(Exercise brief) Please reproduce each line of the data below without any changes, leaving out the pictures.

(Entries supplied)
——————————
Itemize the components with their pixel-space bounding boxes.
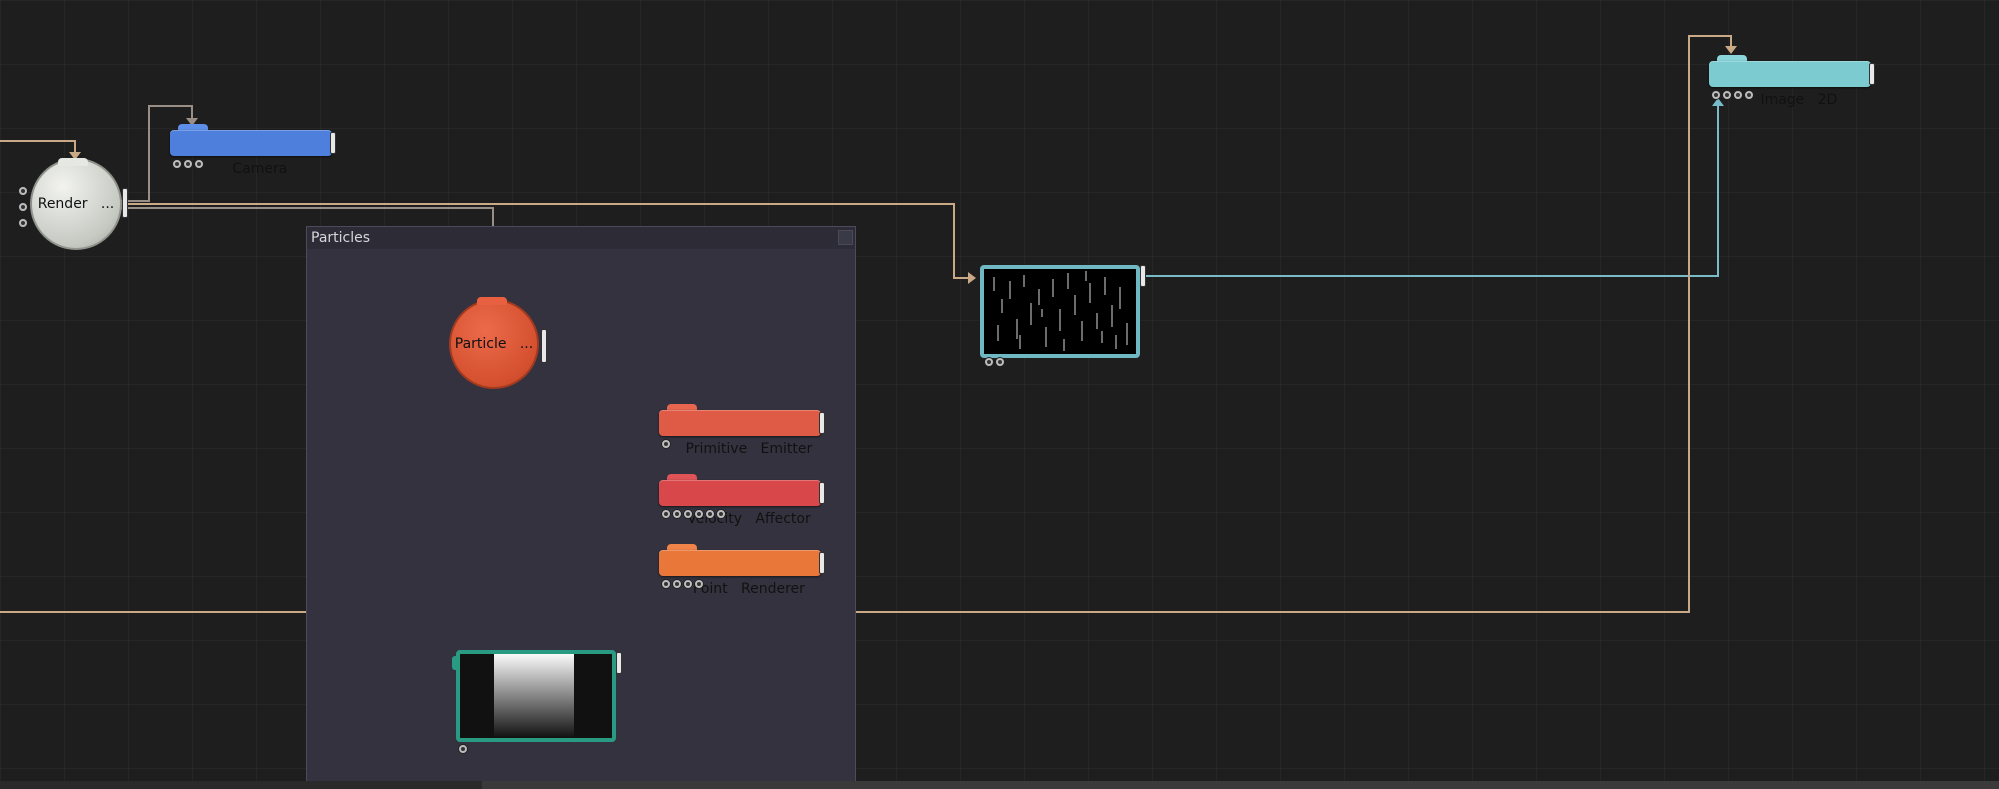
port-icon[interactable] xyxy=(18,186,28,196)
connection-wires xyxy=(0,35,1737,661)
particle-input-tab[interactable] xyxy=(477,297,507,305)
particle-system-body[interactable]: Particle ... xyxy=(449,299,539,389)
primitive-emitter-output-handle[interactable] xyxy=(819,412,825,434)
port-icon[interactable] xyxy=(1722,90,1732,100)
port-icon[interactable] xyxy=(984,357,994,367)
port-icon[interactable] xyxy=(683,579,693,589)
scrollbar-thumb[interactable] xyxy=(482,781,1999,789)
gradient-preview-image xyxy=(494,654,574,738)
port-icon[interactable] xyxy=(694,579,704,589)
render-node[interactable]: Render ... xyxy=(18,158,128,250)
primitive-emitter-label: Primitive Emitter xyxy=(685,441,813,457)
image-2d-node-bar[interactable]: Image 2D xyxy=(1709,61,1875,108)
render-input-tab[interactable] xyxy=(58,158,88,166)
point-renderer-bar[interactable]: Point Renderer xyxy=(659,550,825,597)
gradient-output-handle[interactable] xyxy=(616,652,622,674)
render-node-body[interactable]: Render ... xyxy=(30,158,122,250)
group-title: Particles xyxy=(311,230,371,246)
render-output-handle[interactable] xyxy=(122,188,128,218)
velocity-affector-node[interactable]: Velocity Affector xyxy=(659,474,825,527)
gradient-texture-thumbnail[interactable] xyxy=(456,650,616,742)
port-icon[interactable] xyxy=(18,202,28,212)
group-header[interactable]: Particles xyxy=(307,227,855,249)
gradient-ports xyxy=(458,744,468,754)
port-icon[interactable] xyxy=(995,357,1005,367)
camera-node[interactable]: Camera xyxy=(170,124,336,177)
horizontal-scrollbar[interactable] xyxy=(0,781,1999,789)
camera-node-bar[interactable]: Camera xyxy=(170,130,336,177)
port-icon[interactable] xyxy=(1711,90,1721,100)
render-ports xyxy=(18,186,28,228)
primitive-emitter-bar[interactable]: Primitive Emitter xyxy=(659,410,825,457)
port-icon[interactable] xyxy=(716,509,726,519)
render-node-label: Render ... xyxy=(37,196,115,212)
port-icon[interactable] xyxy=(661,439,671,449)
point-renderer-node[interactable]: Point Renderer xyxy=(659,544,825,597)
primitive-emitter-ports xyxy=(661,439,671,449)
port-icon[interactable] xyxy=(183,159,193,169)
velocity-affector-ports xyxy=(661,509,726,519)
port-icon[interactable] xyxy=(1733,90,1743,100)
gradient-input-tab[interactable] xyxy=(452,656,460,670)
render-target-ports xyxy=(984,357,1005,367)
velocity-affector-output-handle[interactable] xyxy=(819,482,825,504)
camera-node-label: Camera xyxy=(232,161,288,177)
port-icon[interactable] xyxy=(672,509,682,519)
point-renderer-ports xyxy=(661,579,704,589)
velocity-affector-bar[interactable]: Velocity Affector xyxy=(659,480,825,527)
gradient-texture-node[interactable] xyxy=(452,650,624,756)
render-target-output-handle[interactable] xyxy=(1140,265,1146,287)
port-icon[interactable] xyxy=(18,218,28,228)
port-icon[interactable] xyxy=(661,509,671,519)
camera-ports xyxy=(172,159,204,169)
port-icon[interactable] xyxy=(705,509,715,519)
image-2d-node-label: Image 2D xyxy=(1760,92,1838,108)
wire-target-image2d[interactable] xyxy=(1144,104,1719,277)
image-2d-output-handle[interactable] xyxy=(1869,63,1875,85)
port-icon[interactable] xyxy=(661,579,671,589)
render-target-thumbnail[interactable] xyxy=(980,265,1140,358)
point-renderer-label: Point Renderer xyxy=(692,581,805,597)
particle-system-node[interactable]: Particle ... xyxy=(449,297,547,391)
port-icon[interactable] xyxy=(194,159,204,169)
port-icon[interactable] xyxy=(1744,90,1754,100)
particle-system-label: Particle ... xyxy=(454,336,534,352)
wire-into-render[interactable] xyxy=(0,140,76,155)
image-2d-node[interactable]: Image 2D xyxy=(1709,55,1875,108)
rain-preview-image xyxy=(993,271,1128,351)
image-2d-ports xyxy=(1711,90,1754,100)
wire-long-image2d[interactable] xyxy=(0,35,1732,613)
port-icon[interactable] xyxy=(672,579,682,589)
port-icon[interactable] xyxy=(694,509,704,519)
port-icon[interactable] xyxy=(172,159,182,169)
camera-output-handle[interactable] xyxy=(330,132,336,154)
port-icon[interactable] xyxy=(683,509,693,519)
point-renderer-output-handle[interactable] xyxy=(819,552,825,574)
port-icon[interactable] xyxy=(458,744,468,754)
primitive-emitter-node[interactable]: Primitive Emitter xyxy=(659,404,825,457)
render-target-node[interactable] xyxy=(980,265,1146,369)
particle-output-handle[interactable] xyxy=(541,329,547,363)
group-resize-icon[interactable] xyxy=(838,230,853,245)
——————————
(Response)
Itemize the components with their pixel-space bounding boxes.
port-icon[interactable] xyxy=(18,186,28,196)
connection-wires xyxy=(0,35,1737,661)
particle-input-tab[interactable] xyxy=(477,297,507,305)
particle-system-body[interactable]: Particle ... xyxy=(449,299,539,389)
primitive-emitter-output-handle[interactable] xyxy=(819,412,825,434)
port-icon[interactable] xyxy=(1722,90,1732,100)
port-icon[interactable] xyxy=(984,357,994,367)
port-icon[interactable] xyxy=(683,579,693,589)
scrollbar-thumb[interactable] xyxy=(482,781,1999,789)
gradient-preview-image xyxy=(494,654,574,738)
port-icon[interactable] xyxy=(694,579,704,589)
render-node[interactable]: Render ... xyxy=(18,158,128,250)
primitive-emitter-label: Primitive Emitter xyxy=(685,441,813,457)
image-2d-node-bar[interactable]: Image 2D xyxy=(1709,61,1875,108)
render-input-tab[interactable] xyxy=(58,158,88,166)
point-renderer-bar[interactable]: Point Renderer xyxy=(659,550,825,597)
gradient-output-handle[interactable] xyxy=(616,652,622,674)
render-node-body[interactable]: Render ... xyxy=(30,158,122,250)
group-title: Particles xyxy=(311,230,371,246)
render-output-handle[interactable] xyxy=(122,188,128,218)
velocity-affector-node[interactable]: Velocity Affector xyxy=(659,474,825,527)
gradient-texture-thumbnail[interactable] xyxy=(456,650,616,742)
port-icon[interactable] xyxy=(18,202,28,212)
group-header[interactable]: Particles xyxy=(307,227,855,249)
gradient-ports xyxy=(458,744,468,754)
port-icon[interactable] xyxy=(995,357,1005,367)
camera-node[interactable]: Camera xyxy=(170,124,336,177)
horizontal-scrollbar[interactable] xyxy=(0,781,1999,789)
camera-node-bar[interactable]: Camera xyxy=(170,130,336,177)
port-icon[interactable] xyxy=(1711,90,1721,100)
render-ports xyxy=(18,186,28,228)
primitive-emitter-bar[interactable]: Primitive Emitter xyxy=(659,410,825,457)
port-icon[interactable] xyxy=(716,509,726,519)
render-node-label: Render ... xyxy=(37,196,115,212)
port-icon[interactable] xyxy=(661,439,671,449)
point-renderer-node[interactable]: Point Renderer xyxy=(659,544,825,597)
primitive-emitter-ports xyxy=(661,439,671,449)
port-icon[interactable] xyxy=(183,159,193,169)
velocity-affector-ports xyxy=(661,509,726,519)
port-icon[interactable] xyxy=(1733,90,1743,100)
gradient-input-tab[interactable] xyxy=(452,656,460,670)
render-target-ports xyxy=(984,357,1005,367)
velocity-affector-output-handle[interactable] xyxy=(819,482,825,504)
camera-node-label: Camera xyxy=(232,161,288,177)
port-icon[interactable] xyxy=(672,509,682,519)
point-renderer-ports xyxy=(661,579,704,589)
velocity-affector-bar[interactable]: Velocity Affector xyxy=(659,480,825,527)
gradient-texture-node[interactable] xyxy=(452,650,624,756)
render-target-output-handle[interactable] xyxy=(1140,265,1146,287)
port-icon[interactable] xyxy=(18,218,28,228)
port-icon[interactable] xyxy=(661,509,671,519)
camera-ports xyxy=(172,159,204,169)
port-icon[interactable] xyxy=(705,509,715,519)
image-2d-node-label: Image 2D xyxy=(1760,92,1838,108)
wire-target-image2d[interactable] xyxy=(1144,104,1719,277)
image-2d-output-handle[interactable] xyxy=(1869,63,1875,85)
port-icon[interactable] xyxy=(661,579,671,589)
render-target-thumbnail[interactable] xyxy=(980,265,1140,358)
point-renderer-label: Point Renderer xyxy=(692,581,805,597)
particle-system-node[interactable]: Particle ... xyxy=(449,297,547,391)
port-icon[interactable] xyxy=(194,159,204,169)
port-icon[interactable] xyxy=(1744,90,1754,100)
particle-system-label: Particle ... xyxy=(454,336,534,352)
wire-into-render[interactable] xyxy=(0,140,76,155)
image-2d-node[interactable]: Image 2D xyxy=(1709,55,1875,108)
rain-preview-image xyxy=(993,271,1128,351)
image-2d-ports xyxy=(1711,90,1754,100)
wire-long-image2d[interactable] xyxy=(0,35,1732,613)
port-icon[interactable] xyxy=(672,579,682,589)
port-icon[interactable] xyxy=(694,509,704,519)
port-icon[interactable] xyxy=(172,159,182,169)
camera-output-handle[interactable] xyxy=(330,132,336,154)
port-icon[interactable] xyxy=(683,509,693,519)
point-renderer-output-handle[interactable] xyxy=(819,552,825,574)
port-icon[interactable] xyxy=(458,744,468,754)
primitive-emitter-node[interactable]: Primitive Emitter xyxy=(659,404,825,457)
render-target-node[interactable] xyxy=(980,265,1146,369)
particle-output-handle[interactable] xyxy=(541,329,547,363)
group-resize-icon[interactable] xyxy=(838,230,853,245)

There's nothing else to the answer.